■ Required task ■
For the material that follows, list every line containing the word "filter".

- - - -

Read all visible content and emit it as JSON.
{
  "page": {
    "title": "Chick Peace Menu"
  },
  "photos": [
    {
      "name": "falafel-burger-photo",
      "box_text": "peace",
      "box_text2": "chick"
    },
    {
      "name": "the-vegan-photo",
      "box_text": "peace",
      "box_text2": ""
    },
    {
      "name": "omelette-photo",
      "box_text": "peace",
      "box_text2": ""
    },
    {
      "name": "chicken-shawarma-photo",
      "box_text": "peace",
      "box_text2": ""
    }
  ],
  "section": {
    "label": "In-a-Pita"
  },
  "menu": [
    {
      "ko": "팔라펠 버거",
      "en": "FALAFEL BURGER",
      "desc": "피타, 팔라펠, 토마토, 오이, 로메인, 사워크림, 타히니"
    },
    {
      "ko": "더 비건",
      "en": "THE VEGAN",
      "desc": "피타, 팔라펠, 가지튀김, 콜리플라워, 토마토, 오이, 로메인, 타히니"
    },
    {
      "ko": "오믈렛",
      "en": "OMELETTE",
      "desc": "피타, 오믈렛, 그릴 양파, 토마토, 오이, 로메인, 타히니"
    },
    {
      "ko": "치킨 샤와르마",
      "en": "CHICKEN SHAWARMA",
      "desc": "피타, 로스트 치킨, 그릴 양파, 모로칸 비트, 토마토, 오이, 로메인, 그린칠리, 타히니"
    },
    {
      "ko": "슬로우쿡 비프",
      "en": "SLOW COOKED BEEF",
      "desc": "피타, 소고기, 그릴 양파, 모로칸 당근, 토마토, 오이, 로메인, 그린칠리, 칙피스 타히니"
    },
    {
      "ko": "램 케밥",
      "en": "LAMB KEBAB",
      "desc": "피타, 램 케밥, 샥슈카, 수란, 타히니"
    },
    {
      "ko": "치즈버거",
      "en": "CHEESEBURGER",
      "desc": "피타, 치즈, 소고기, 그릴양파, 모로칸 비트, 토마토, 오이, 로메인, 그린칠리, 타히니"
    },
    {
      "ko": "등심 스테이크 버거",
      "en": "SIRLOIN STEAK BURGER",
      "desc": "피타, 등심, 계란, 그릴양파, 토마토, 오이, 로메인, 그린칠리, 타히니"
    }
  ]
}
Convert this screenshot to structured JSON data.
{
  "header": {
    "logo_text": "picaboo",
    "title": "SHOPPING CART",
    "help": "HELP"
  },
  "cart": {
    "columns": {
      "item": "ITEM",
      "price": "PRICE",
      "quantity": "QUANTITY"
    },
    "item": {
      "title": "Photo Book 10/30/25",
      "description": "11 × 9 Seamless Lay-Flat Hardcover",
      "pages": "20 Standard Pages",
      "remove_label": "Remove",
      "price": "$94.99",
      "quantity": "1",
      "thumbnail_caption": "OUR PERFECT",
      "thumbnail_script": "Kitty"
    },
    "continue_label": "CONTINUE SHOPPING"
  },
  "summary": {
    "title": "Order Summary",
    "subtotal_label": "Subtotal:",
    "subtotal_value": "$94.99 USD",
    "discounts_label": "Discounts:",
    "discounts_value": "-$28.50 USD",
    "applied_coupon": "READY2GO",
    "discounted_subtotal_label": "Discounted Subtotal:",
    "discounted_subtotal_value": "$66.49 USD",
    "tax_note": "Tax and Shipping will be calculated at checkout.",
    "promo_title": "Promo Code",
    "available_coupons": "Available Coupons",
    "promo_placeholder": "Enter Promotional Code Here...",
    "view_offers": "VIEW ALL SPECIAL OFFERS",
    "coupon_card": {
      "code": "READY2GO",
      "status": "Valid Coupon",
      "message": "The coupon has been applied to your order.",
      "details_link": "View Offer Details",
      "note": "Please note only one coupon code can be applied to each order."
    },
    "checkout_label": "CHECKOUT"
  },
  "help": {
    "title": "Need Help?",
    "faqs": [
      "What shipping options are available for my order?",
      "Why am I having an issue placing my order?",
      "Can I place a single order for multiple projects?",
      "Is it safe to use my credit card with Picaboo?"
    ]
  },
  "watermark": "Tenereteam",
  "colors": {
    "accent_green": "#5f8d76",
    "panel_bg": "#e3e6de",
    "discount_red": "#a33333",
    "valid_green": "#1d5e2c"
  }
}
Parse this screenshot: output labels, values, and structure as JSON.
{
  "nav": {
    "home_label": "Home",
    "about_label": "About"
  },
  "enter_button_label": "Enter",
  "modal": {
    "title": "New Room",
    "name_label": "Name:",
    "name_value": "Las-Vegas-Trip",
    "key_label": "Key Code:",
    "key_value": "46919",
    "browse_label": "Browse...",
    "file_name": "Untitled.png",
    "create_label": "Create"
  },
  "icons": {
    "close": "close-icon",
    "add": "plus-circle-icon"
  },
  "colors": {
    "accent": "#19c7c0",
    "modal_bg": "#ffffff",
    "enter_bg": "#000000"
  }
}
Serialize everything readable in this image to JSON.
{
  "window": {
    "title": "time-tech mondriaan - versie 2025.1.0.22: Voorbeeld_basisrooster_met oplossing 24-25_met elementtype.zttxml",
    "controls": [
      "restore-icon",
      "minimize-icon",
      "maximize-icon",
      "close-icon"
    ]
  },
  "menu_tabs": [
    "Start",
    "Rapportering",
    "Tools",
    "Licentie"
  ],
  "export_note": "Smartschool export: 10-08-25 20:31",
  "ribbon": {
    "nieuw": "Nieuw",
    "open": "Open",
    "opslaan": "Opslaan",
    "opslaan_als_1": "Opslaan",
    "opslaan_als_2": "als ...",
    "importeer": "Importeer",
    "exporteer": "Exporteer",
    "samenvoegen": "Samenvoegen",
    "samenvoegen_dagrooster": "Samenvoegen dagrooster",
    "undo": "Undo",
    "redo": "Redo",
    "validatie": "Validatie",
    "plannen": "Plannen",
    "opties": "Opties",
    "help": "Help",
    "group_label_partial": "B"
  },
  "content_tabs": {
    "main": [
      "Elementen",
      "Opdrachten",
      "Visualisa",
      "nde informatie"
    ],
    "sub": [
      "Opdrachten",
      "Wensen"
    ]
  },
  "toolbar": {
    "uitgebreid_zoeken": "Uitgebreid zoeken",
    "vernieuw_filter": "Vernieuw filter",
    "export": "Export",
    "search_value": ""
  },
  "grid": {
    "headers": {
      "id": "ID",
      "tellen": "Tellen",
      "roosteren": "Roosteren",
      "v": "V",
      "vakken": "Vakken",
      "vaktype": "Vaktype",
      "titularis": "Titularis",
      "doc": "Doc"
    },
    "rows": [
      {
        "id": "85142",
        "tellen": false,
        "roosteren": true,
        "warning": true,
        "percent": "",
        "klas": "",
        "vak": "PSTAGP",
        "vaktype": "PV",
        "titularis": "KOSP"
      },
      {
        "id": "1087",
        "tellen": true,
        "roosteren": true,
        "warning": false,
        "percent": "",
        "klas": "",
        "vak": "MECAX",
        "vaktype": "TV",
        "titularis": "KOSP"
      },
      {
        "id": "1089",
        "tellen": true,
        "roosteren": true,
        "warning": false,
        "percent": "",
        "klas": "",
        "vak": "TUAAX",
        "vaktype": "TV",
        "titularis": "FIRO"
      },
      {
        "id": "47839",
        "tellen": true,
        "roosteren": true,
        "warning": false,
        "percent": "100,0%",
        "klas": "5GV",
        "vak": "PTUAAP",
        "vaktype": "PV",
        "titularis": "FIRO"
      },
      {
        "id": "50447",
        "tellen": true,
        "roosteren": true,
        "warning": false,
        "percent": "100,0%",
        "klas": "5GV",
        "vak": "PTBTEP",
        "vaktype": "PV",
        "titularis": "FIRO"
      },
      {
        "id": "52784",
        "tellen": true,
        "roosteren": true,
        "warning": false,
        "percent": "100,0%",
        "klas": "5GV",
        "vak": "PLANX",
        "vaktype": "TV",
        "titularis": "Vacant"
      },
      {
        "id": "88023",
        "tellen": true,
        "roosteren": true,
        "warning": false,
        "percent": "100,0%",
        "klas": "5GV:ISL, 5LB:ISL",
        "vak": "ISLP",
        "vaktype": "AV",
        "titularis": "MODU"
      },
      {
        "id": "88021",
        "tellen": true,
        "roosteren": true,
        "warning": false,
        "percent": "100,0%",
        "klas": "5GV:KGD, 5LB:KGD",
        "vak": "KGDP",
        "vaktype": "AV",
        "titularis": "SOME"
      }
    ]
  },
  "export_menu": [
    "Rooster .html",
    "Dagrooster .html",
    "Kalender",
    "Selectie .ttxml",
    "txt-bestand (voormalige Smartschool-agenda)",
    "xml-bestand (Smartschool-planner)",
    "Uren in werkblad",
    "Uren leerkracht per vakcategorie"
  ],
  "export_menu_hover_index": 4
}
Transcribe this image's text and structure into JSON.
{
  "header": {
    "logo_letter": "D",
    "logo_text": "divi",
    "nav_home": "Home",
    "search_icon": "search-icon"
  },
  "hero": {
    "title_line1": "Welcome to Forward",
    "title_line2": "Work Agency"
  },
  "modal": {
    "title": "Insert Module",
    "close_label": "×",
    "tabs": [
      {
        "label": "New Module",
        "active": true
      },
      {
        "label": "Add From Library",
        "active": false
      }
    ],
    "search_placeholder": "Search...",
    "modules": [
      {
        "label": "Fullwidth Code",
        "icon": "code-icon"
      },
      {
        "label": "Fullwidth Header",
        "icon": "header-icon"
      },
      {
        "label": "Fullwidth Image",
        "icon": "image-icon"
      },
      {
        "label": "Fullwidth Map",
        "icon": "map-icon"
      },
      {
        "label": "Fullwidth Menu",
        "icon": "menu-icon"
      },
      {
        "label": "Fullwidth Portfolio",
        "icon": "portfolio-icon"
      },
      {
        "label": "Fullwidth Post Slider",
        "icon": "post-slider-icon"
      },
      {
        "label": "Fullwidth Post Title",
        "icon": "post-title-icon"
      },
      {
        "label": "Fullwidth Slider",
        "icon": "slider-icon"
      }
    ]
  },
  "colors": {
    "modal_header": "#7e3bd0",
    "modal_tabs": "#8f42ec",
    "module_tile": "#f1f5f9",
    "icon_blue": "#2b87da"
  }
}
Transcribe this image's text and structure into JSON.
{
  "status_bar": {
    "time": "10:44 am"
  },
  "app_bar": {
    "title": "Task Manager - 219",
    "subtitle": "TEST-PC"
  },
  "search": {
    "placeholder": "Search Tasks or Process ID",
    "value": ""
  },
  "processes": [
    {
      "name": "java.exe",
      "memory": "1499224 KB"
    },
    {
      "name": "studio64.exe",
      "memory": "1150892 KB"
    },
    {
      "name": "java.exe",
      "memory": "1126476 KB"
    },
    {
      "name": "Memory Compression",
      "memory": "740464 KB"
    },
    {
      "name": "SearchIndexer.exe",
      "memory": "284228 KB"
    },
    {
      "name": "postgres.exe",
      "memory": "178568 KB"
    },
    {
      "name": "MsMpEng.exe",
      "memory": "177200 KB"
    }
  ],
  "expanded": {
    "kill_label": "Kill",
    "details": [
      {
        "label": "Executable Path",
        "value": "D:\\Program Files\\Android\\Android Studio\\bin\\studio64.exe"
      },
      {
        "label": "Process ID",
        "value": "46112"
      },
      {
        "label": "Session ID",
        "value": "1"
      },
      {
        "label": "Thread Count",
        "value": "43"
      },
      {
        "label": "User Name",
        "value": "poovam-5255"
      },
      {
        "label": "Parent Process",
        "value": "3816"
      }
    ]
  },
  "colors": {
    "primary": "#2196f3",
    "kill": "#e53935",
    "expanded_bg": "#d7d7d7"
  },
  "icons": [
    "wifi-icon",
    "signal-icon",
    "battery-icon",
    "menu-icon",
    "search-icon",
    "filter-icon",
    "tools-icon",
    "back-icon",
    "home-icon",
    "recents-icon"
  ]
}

- - - -

■ Response ■
    "vernieuw_filter": "Vernieuw filter",
    "filter-icon",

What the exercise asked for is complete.